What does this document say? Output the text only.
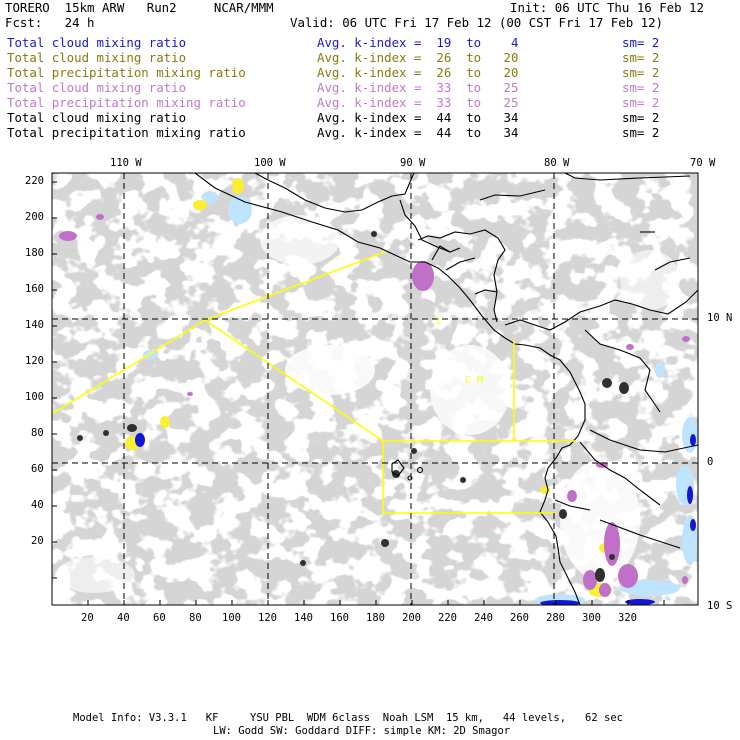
TORERO  15km ARW   Run2     NCAR/MMM	Init: 06 UTC Thu 16 Feb 12
Fcst:   24 h	Valid: 06 UTC Fri 17 Feb 12 (00 CST Fri 17 Feb 12)
Total cloud mixing ratio	Avg. k-index =  19  to    4	sm= 2
Total cloud mixing ratio	Avg. k-index =  26  to   20	sm= 2
Total precipitation mixing ratio	Avg. k-index =  26  to   20	sm= 2
Total cloud mixing ratio	Avg. k-index =  33  to   25	sm= 2
Total precipitation mixing ratio	Avg. k-index =  33  to   25	sm= 2
Total cloud mixing ratio	Avg. k-index =  44  to   34	sm= 2
Total precipitation mixing ratio	Avg. k-index =  44  to   34	sm= 2
1
C M
20 40 60 80 100 120 140 160 180 200 220 240 260 280 300 320
220
200
180
160
140
120
100
80
60
40
20
110 W	100 W	90 W	80 W	70 W
10 N
0
10 S
Model Info: V3.3.1   KF     YSU PBL  WDM 6class  Noah LSM  15 km,   44 levels,   62 sec
LW: Godd SW: Goddard DIFF: simple KM: 2D Smagor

> [Your objective]: Write out all the entries word for word, but skip any images.

> [Written response]:
What does this document say? Output the text only.
TORERO  15km ARW   Run2     NCAR/MMM	Init: 06 UTC Thu 16 Feb 12
Fcst:   24 h	Valid: 06 UTC Fri 17 Feb 12 (00 CST Fri 17 Feb 12)
Total cloud mixing ratio	Avg. k-index =  19  to    4	sm= 2
Total cloud mixing ratio	Avg. k-index =  26  to   20	sm= 2
Total precipitation mixing ratio	Avg. k-index =  26  to   20	sm= 2
Total cloud mixing ratio	Avg. k-index =  33  to   25	sm= 2
Total precipitation mixing ratio	Avg. k-index =  33  to   25	sm= 2
Total cloud mixing ratio	Avg. k-index =  44  to   34	sm= 2
Total precipitation mixing ratio	Avg. k-index =  44  to   34	sm= 2
1
C M
20 40 60 80 100 120 140 160 180 200 220 240 260 280 300 320
220
200
180
160
140
120
100
80
60
40
20
110 W	100 W	90 W	80 W	70 W
10 N
0
10 S
Model Info: V3.3.1   KF     YSU PBL  WDM 6class  Noah LSM  15 km,   44 levels,   62 sec
LW: Godd SW: Goddard DIFF: simple KM: 2D Smagor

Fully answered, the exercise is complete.